Instructions for the task → In the records that follow, show each line where the word "brennbaren" is present.

##### Dataset entries

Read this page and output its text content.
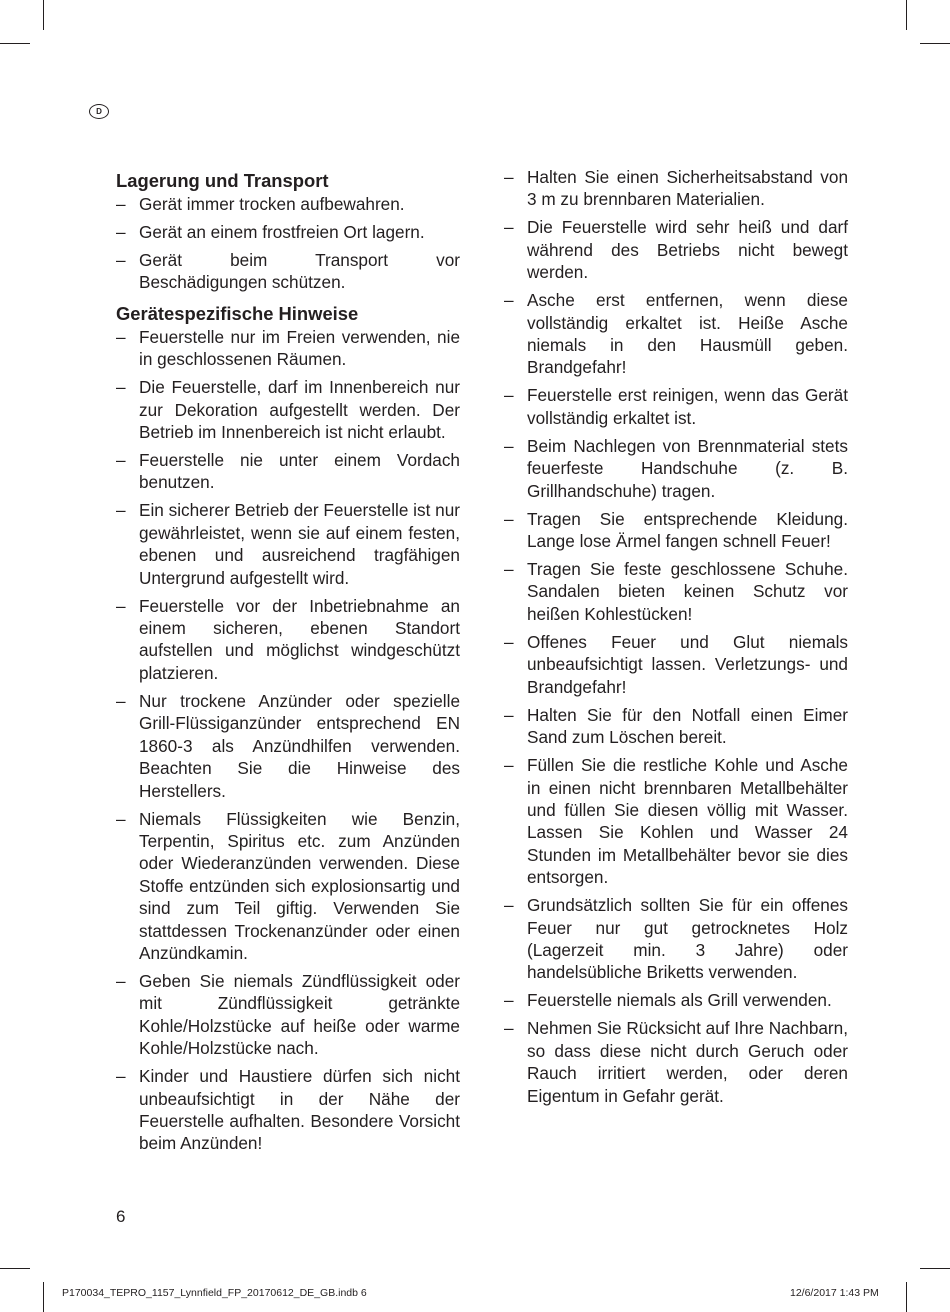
D
Lagerung und Transport
– Gerät immer trocken aufbewahren.
– Gerät an einem frostfreien Ort lagern.
– Gerät beim Transport vor Beschädigungen schützen.
Gerätespezifische Hinweise
– Feuerstelle nur im Freien verwenden, nie in geschlossenen Räumen.
– Die Feuerstelle, darf im Innenbereich nur zur Dekoration aufgestellt werden. Der Betrieb im Innenbereich ist nicht erlaubt.
– Feuerstelle nie unter einem Vordach benutzen.
– Ein sicherer Betrieb der Feuerstelle ist nur gewährleistet, wenn sie auf einem festen, ebenen und ausreichend tragfähigen Untergrund aufgestellt wird.
– Feuerstelle vor der Inbetriebnahme an einem sicheren, ebenen Standort aufstellen und möglichst windgeschützt platzieren.
– Nur trockene Anzünder oder spezielle Grill-Flüssiganzünder entsprechend EN 1860-3 als Anzündhilfen verwenden. Beachten Sie die Hinweise des Herstellers.
– Niemals Flüssigkeiten wie Benzin, Terpentin, Spiritus etc. zum Anzünden oder Wiederanzünden verwenden. Diese Stoffe entzünden sich explosionsartig und sind zum Teil giftig. Verwenden Sie stattdessen Trockenanzünder oder einen Anzündkamin.
– Geben Sie niemals Zündflüssigkeit oder mit Zündflüssigkeit getränkte Kohle/Holzstücke auf heiße oder warme Kohle/Holzstücke nach.
– Kinder und Haustiere dürfen sich nicht unbeaufsichtigt in der Nähe der Feuerstelle aufhalten. Besondere Vorsicht beim Anzünden!
– Halten Sie einen Sicherheitsabstand von 3 m zu brennbaren Materialien.
– Die Feuerstelle wird sehr heiß und darf während des Betriebs nicht bewegt werden.
– Asche erst entfernen, wenn diese vollständig erkaltet ist. Heiße Asche niemals in den Hausmüll geben. Brandgefahr!
– Feuerstelle erst reinigen, wenn das Gerät vollständig erkaltet ist.
– Beim Nachlegen von Brennmaterial stets feuerfeste Handschuhe (z. B. Grillhandschuhe) tragen.
– Tragen Sie entsprechende Kleidung. Lange lose Ärmel fangen schnell Feuer!
– Tragen Sie feste geschlossene Schuhe. Sandalen bieten keinen Schutz vor heißen Kohlestücken!
– Offenes Feuer und Glut niemals unbeaufsichtigt lassen. Verletzungs- und Brandgefahr!
– Halten Sie für den Notfall einen Eimer Sand zum Löschen bereit.
– Füllen Sie die restliche Kohle und Asche in einen nicht brennbaren Metallbehälter und füllen Sie diesen völlig mit Wasser. Lassen Sie Kohlen und Wasser 24 Stunden im Metallbehälter bevor sie dies entsorgen.
– Grundsätzlich sollten Sie für ein offenes Feuer nur gut getrocknetes Holz (Lagerzeit min. 3 Jahre) oder handelsübliche Briketts verwenden.
– Feuerstelle niemals als Grill verwenden.
– Nehmen Sie Rücksicht auf Ihre Nachbarn, so dass diese nicht durch Geruch oder Rauch irritiert werden, oder deren Eigentum in Gefahr gerät.
6
P170034_TEPRO_1157_Lynnfield_FP_20170612_DE_GB.indb 6	12/6/2017 1:43 PM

##########

Solution to the problem →
– Halten Sie einen Sicherheitsabstand von 3 m zu brennbaren Materialien.
– Füllen Sie die restliche Kohle und Asche in einen nicht brennbaren Metallbehälter und füllen Sie diesen völlig mit Wasser. Lassen Sie Kohlen und Wasser 24 Stunden im Metallbehälter bevor sie dies entsorgen.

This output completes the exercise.